Stored entries:
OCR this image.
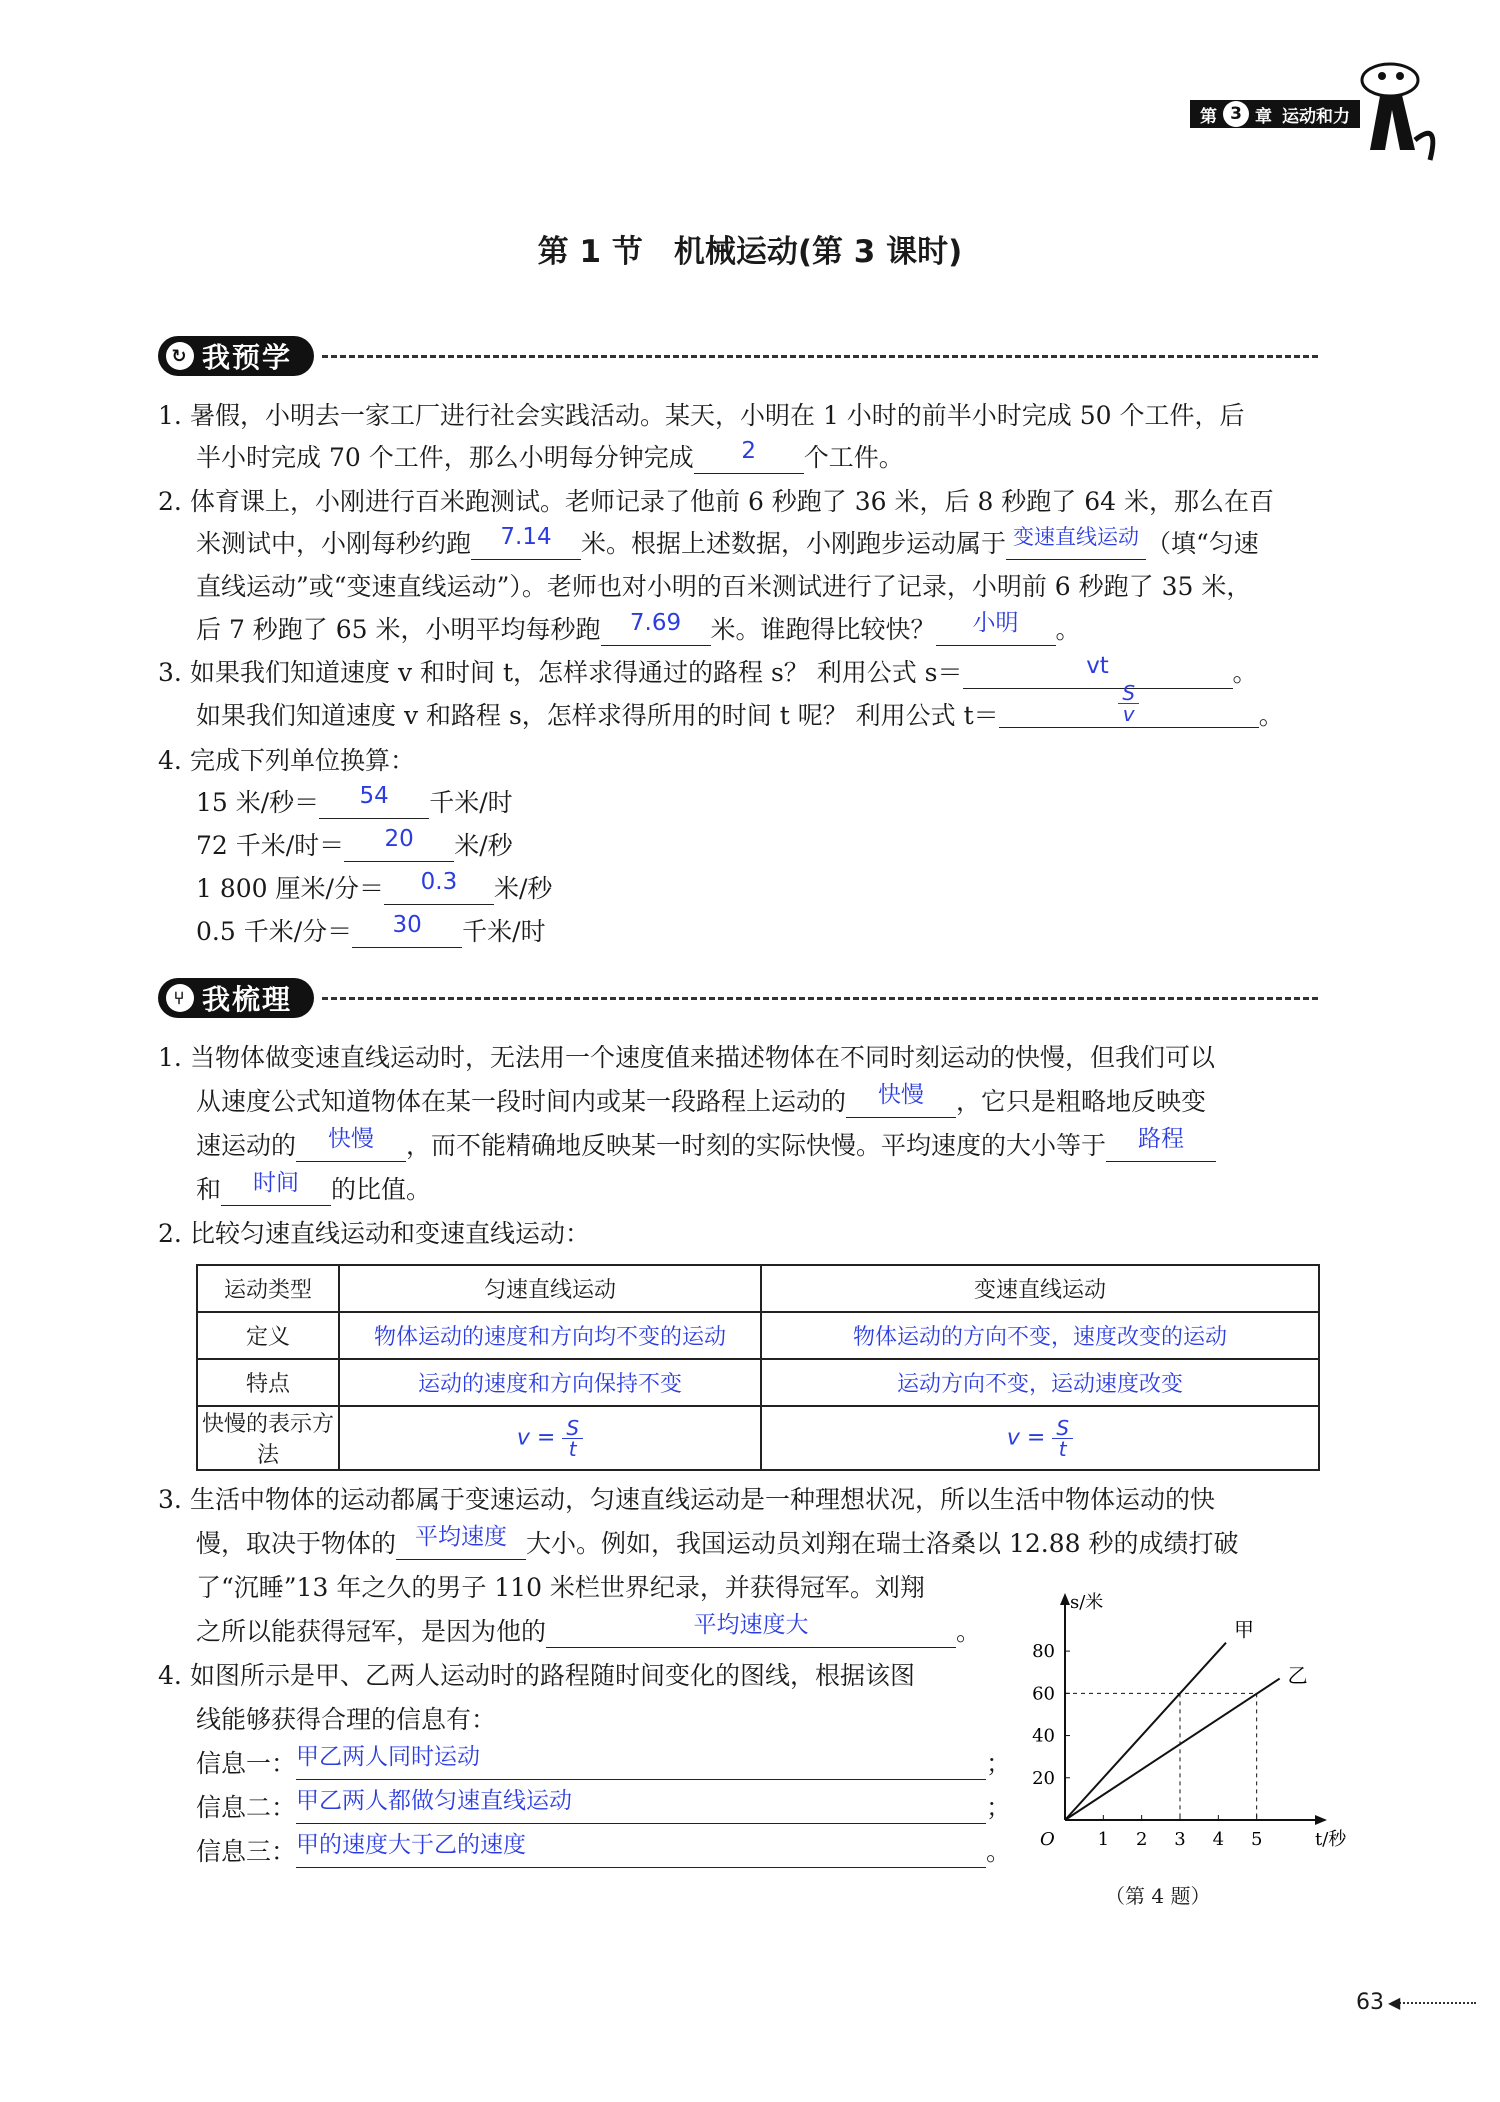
第 3 章 运动和力
第 1 节　机械运动(第 3 课时)
↻ 我预学
1. 暑假，小明去一家工厂进行社会实践活动。某天，小明在 1 小时的前半小时完成 50 个工件，后
半小时完成 70 个工件，那么小明每分钟完成 2 个工件。
2. 体育课上，小刚进行百米跑测试。老师记录了他前 6 秒跑了 36 米，后 8 秒跑了 64 米，那么在百
米测试中，小刚每秒约跑 7.14 米。根据上述数据，小刚跑步运动属于 $^{变速直线运动}$ （填“匀速
直线运动”或“变速直线运动”）。老师也对小明的百米测试进行了记录，小明前 6 秒跑了 35 米，
后 7 秒跑了 65 米，小明平均每秒跑 7.69 米。谁跑得比较快？ 小明 。
3. 如果我们知道速度 v 和时间 t，怎样求得通过的路程 s？ 利用公式 s＝	vt	。
如果我们知道速度 v 和路程 s，怎样求得所用的时间 t 呢？ 利用公式 t＝	$\frac{S}{v}$	。
4. 完成下列单位换算：
15 米/秒＝ 54 千米/时
72 千米/时＝ 20 米/秒
1 800 厘米/分＝ 0.3 米/秒
0.5 千米/分＝ 30 千米/时
⑂ 我梳理
1. 当物体做变速直线运动时，无法用一个速度值来描述物体在不同时刻运动的快慢，但我们可以
从速度公式知道物体在某一段时间内或某一段路程上运动的 快慢 ，它只是粗略地反映变
速运动的 快慢 ，而不能精确地反映某一时刻的实际快慢。平均速度的大小等于 路程
和 时间 的比值。
2. 比较匀速直线运动和变速直线运动：
运动类型	匀速直线运动	变速直线运动
定义	物体运动的速度和方向均不变的运动	物体运动的方向不变，速度改变的运动
特点	运动的速度和方向保持不变	运动方向不变，运动速度改变
快慢的表示方法	$v = \frac{S}{t}$	$v = \frac{S}{t}$
3. 生活中物体的运动都属于变速运动，匀速直线运动是一种理想状况，所以生活中物体运动的快
慢，取决于物体的 平均速度 大小。例如，我国运动员刘翔在瑞士洛桑以 12.88 秒的成绩打破
了“沉睡”13 年之久的男子 110 米栏世界纪录，并获得冠军。刘翔
之所以能获得冠军，是因为他的	平均速度大	。
4. 如图所示是甲、乙两人运动时的路程随时间变化的图线，根据该图
线能够获得合理的信息有：
信息一：甲乙两人同时运动	；
信息二：甲乙两人都做匀速直线运动	；
信息三：甲的速度大于乙的速度	。	1 2 3 4 5
20
40
60
80
O
s/米
t/秒
甲
乙
（第 4 题）
63 ◀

Set problem: Quote each record exactly as it stands, minus the pictures.

Result for this exercise:
OCR this image.
第 3 章 运动和力
第 1 节　机械运动(第 3 课时)
↻ 我预学
1. 暑假，小明去一家工厂进行社会实践活动。某天，小明在 1 小时的前半小时完成 50 个工件，后
半小时完成 70 个工件，那么小明每分钟完成 2 个工件。
2. 体育课上，小刚进行百米跑测试。老师记录了他前 6 秒跑了 36 米，后 8 秒跑了 64 米，那么在百
米测试中，小刚每秒约跑 7.14 米。根据上述数据，小刚跑步运动属于 $^{变速直线运动}$ （填“匀速
直线运动”或“变速直线运动”）。老师也对小明的百米测试进行了记录，小明前 6 秒跑了 35 米，
后 7 秒跑了 65 米，小明平均每秒跑 7.69 米。谁跑得比较快？ 小明 。
3. 如果我们知道速度 v 和时间 t，怎样求得通过的路程 s？ 利用公式 s＝	vt	。
如果我们知道速度 v 和路程 s，怎样求得所用的时间 t 呢？ 利用公式 t＝	$\frac{S}{v}$	。
4. 完成下列单位换算：
15 米/秒＝ 54 千米/时
72 千米/时＝ 20 米/秒
1 800 厘米/分＝ 0.3 米/秒
0.5 千米/分＝ 30 千米/时
⑂ 我梳理
1. 当物体做变速直线运动时，无法用一个速度值来描述物体在不同时刻运动的快慢，但我们可以
从速度公式知道物体在某一段时间内或某一段路程上运动的 快慢 ，它只是粗略地反映变
速运动的 快慢 ，而不能精确地反映某一时刻的实际快慢。平均速度的大小等于 路程
和 时间 的比值。
2. 比较匀速直线运动和变速直线运动：
运动类型	匀速直线运动	变速直线运动
定义	物体运动的速度和方向均不变的运动	物体运动的方向不变，速度改变的运动
特点	运动的速度和方向保持不变	运动方向不变，运动速度改变
快慢的表示方法	$v = \frac{S}{t}$	$v = \frac{S}{t}$
3. 生活中物体的运动都属于变速运动，匀速直线运动是一种理想状况，所以生活中物体运动的快
慢，取决于物体的 平均速度 大小。例如，我国运动员刘翔在瑞士洛桑以 12.88 秒的成绩打破
了“沉睡”13 年之久的男子 110 米栏世界纪录，并获得冠军。刘翔
之所以能获得冠军，是因为他的	平均速度大	。
4. 如图所示是甲、乙两人运动时的路程随时间变化的图线，根据该图
线能够获得合理的信息有：
信息一：甲乙两人同时运动	；
信息二：甲乙两人都做匀速直线运动	；
信息三：甲的速度大于乙的速度	。	1 2 3 4 5
20
40
60
80
O
s/米
t/秒
甲
乙
（第 4 题）
63 ◀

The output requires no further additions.